抽出テキスト:

....

1930年につくられた、木版画だけで「物語る」本。
文字はないし、何の解説も付属していないので、ストーリーと絵の解釈は読者にゆだねられています。
面白いのは、文章がないのに、勝手に絵が「物語る」という感覚を、はっきりと得られること。
恐ろしいのは、深読みすればどこまでも落ちていきそうな深さ。
当然、ストーリーを書くことは不可能、そこを無理に書くのは、野暮でしかない、だけど、どういうわけかその野暮を、どうしてもしたくなる本です。
これから読まれる方は、以下の私の勝手な解釈は読み飛ばして頂いた方が良いのですが、読まれても個人的な解釈はまた別に生まれる、と思います。
帯には最初に登場する男は奴隷商人で、奴隷を見つける国はアフリカ、とありますが、当然その説明も物語にはないので、私も省きました。
*
(注意・章にも名前やナンバーはなく、それぞれの章の区切りに、星型の記号のなかに砂時計のような絵と太陽と月のようなもの、が描かれています)
海の向こうからやってきた、長い刀剣を持った男が、他国にて色の黒い男を殺して太鼓を奪う。
男と仲間は船に人々も積み、人身売買により金を儲け、自国で豊かな暮らしをする。
彼には一人の息子がいた。
息子は立派な家に飾られていた太鼓を叩いて遊んで、父親に叱られ、本を読むことを勧められる。
家は静かになるが、父親は再び船に乗り、嵐にあって二度と帰ってこなかった。
息子は書籍を読み、母と共に教会に通い、論文が認められ、
さらに成長しても、十字架を大切にし、他の若者のように酒や女に溺れることなく過ごした。
しかしあるときスフィンクスの絵のついた書籍に出会う。
(神話のスフィンクスは半身が女性ですが、この絵はそうは見えないので、単純に権力・王権の暗喩ではないか?と考えました)
彼は十字架のあった壁にスフィンクスの絵を飾り、十字架を捨てる。
その因果にて母を亡くす。
窓から外を見ると、笛を吹く男が笑っている。
(この男の容貌はタロットカードの愚者・道化師に似ている、と思いました。一節によると放浪の民、つまり定職をもたず、集団社会のなかに入らない流れ者を示しています)

....

やること: 上の抽出テキストから、「男と仲間は船に人々も積み、人身売買により金を儲け、自国で豊かな暮らしをする。」で始まり「らない流れ者を示しています)」で終わる部分を、一字も変えずに書き写してください。

提供された情報:
....

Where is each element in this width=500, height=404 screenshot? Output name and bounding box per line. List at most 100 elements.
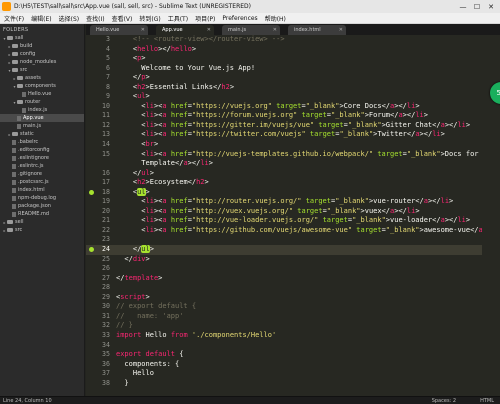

....

解答例:
男と仲間は船に人々も積み、人身売買により金を儲け、自国で豊かな暮らしをする。
彼には一人の息子がいた。
息子は立派な家に飾られていた太鼓を叩いて遊んで、父親に叱られ、本を読むことを勧められる。
家は静かになるが、父親は再び船に乗り、嵐にあって二度と帰ってこなかった。
息子は書籍を読み、母と共に教会に通い、論文が認められ、
さらに成長しても、十字架を大切にし、他の若者のように酒や女に溺れることなく過ごした。
しかしあるときスフィンクスの絵のついた書籍に出会う。
(神話のスフィンクスは半身が女性ですが、この絵はそうは見えないので、単純に権力・王権の暗喩ではないか?と考えました)
彼は十字架のあった壁にスフィンクスの絵を飾り、十字架を捨てる。
その因果にて母を亡くす。
窓から外を見ると、笛を吹く男が笑っている。
(この男の容貌はタロットカードの愚者・道化師に似ている、と思いました。一節によると放浪の民、つまり定職をもたず、集団社会のなかに入らない流れ者を示しています)